⟨

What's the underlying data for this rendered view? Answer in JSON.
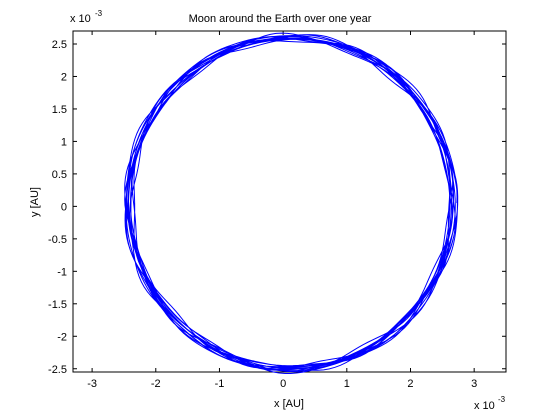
{
  "chart_data": {
    "type": "line",
    "title": "Moon around the Earth over one year",
    "xlabel": "x [AU]",
    "ylabel": "y [AU]",
    "x_multiplier_label": "x 10",
    "x_multiplier_exp": "-3",
    "y_multiplier_label": "x 10",
    "y_multiplier_exp": "-3",
    "xlim": [
      -3.3,
      3.5
    ],
    "ylim": [
      -2.55,
      2.7
    ],
    "xticks": [
      -3,
      -2,
      -1,
      0,
      1,
      2,
      3
    ],
    "xtick_labels": [
      "-3",
      "-2",
      "-1",
      "0",
      "1",
      "2",
      "3"
    ],
    "yticks": [
      -2.5,
      -2,
      -1.5,
      -1,
      -0.5,
      0,
      0.5,
      1,
      1.5,
      2,
      2.5
    ],
    "ytick_labels": [
      "-2.5",
      "-2",
      "-1.5",
      "-1",
      "-0.5",
      "0",
      "0.5",
      "1",
      "1.5",
      "2",
      "2.5"
    ],
    "grid": false,
    "series": [
      {
        "color": "#0000ff",
        "orbit": {
          "center_x": 0.12,
          "center_y": 0.05,
          "radius": 2.55,
          "loops": 13,
          "jitter": 0.06
        }
      }
    ]
  }
}
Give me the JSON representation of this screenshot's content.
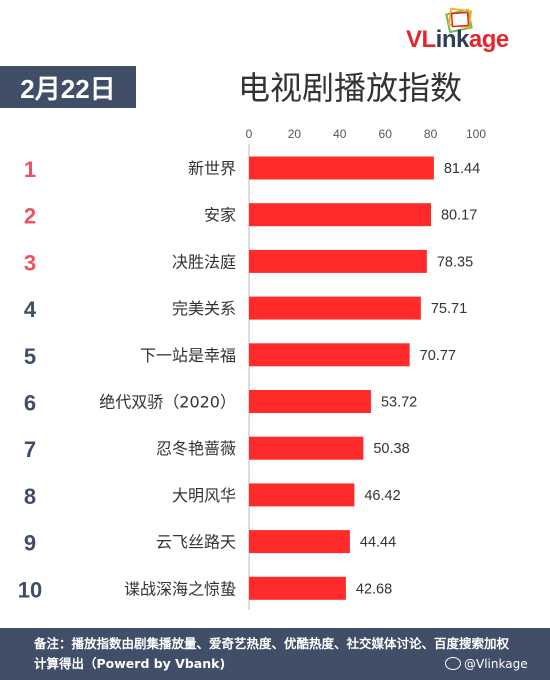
{
  "brand": {
    "part1": "VL",
    "part2": "ink",
    "part3": "age",
    "accent": "#e8242b",
    "dark": "#2c3e58"
  },
  "date": "2月22日",
  "title": "电视剧播放指数",
  "footer": {
    "note": "备注：播放指数由剧集播放量、爱奇艺热度、优酷热度、社交媒体讨论、百度搜索加权计算得出（Powerd by Vbank)",
    "weibo": "@Vlinkage"
  },
  "chart_data": {
    "type": "bar",
    "orientation": "horizontal",
    "ranks": [
      "1",
      "2",
      "3",
      "4",
      "5",
      "6",
      "7",
      "8",
      "9",
      "10"
    ],
    "categories": [
      "新世界",
      "安家",
      "决胜法庭",
      "完美关系",
      "下一站是幸福",
      "绝代双骄（2020）",
      "忍冬艳蔷薇",
      "大明风华",
      "云飞丝路天",
      "谍战深海之惊蛰"
    ],
    "values": [
      81.44,
      80.17,
      78.35,
      75.71,
      70.77,
      53.72,
      50.38,
      46.42,
      44.44,
      42.68
    ],
    "value_labels": [
      "81.44",
      "80.17",
      "78.35",
      "75.71",
      "70.77",
      "53.72",
      "50.38",
      "46.42",
      "44.44",
      "42.68"
    ],
    "xticks": [
      "0",
      "20",
      "40",
      "60",
      "80",
      "100"
    ],
    "xlim": [
      0,
      100
    ],
    "axis_position": "top",
    "bar_color": "#ff2a2a",
    "rank_color_top3": "#e8555e",
    "rank_color_rest": "#3f4e66"
  }
}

⟩

Filter the data, keeping only the lines that contain "JSON".

What's the underlying data for this rendered view? Answer in JSON.
Give me the JSON representation of this screenshot's content.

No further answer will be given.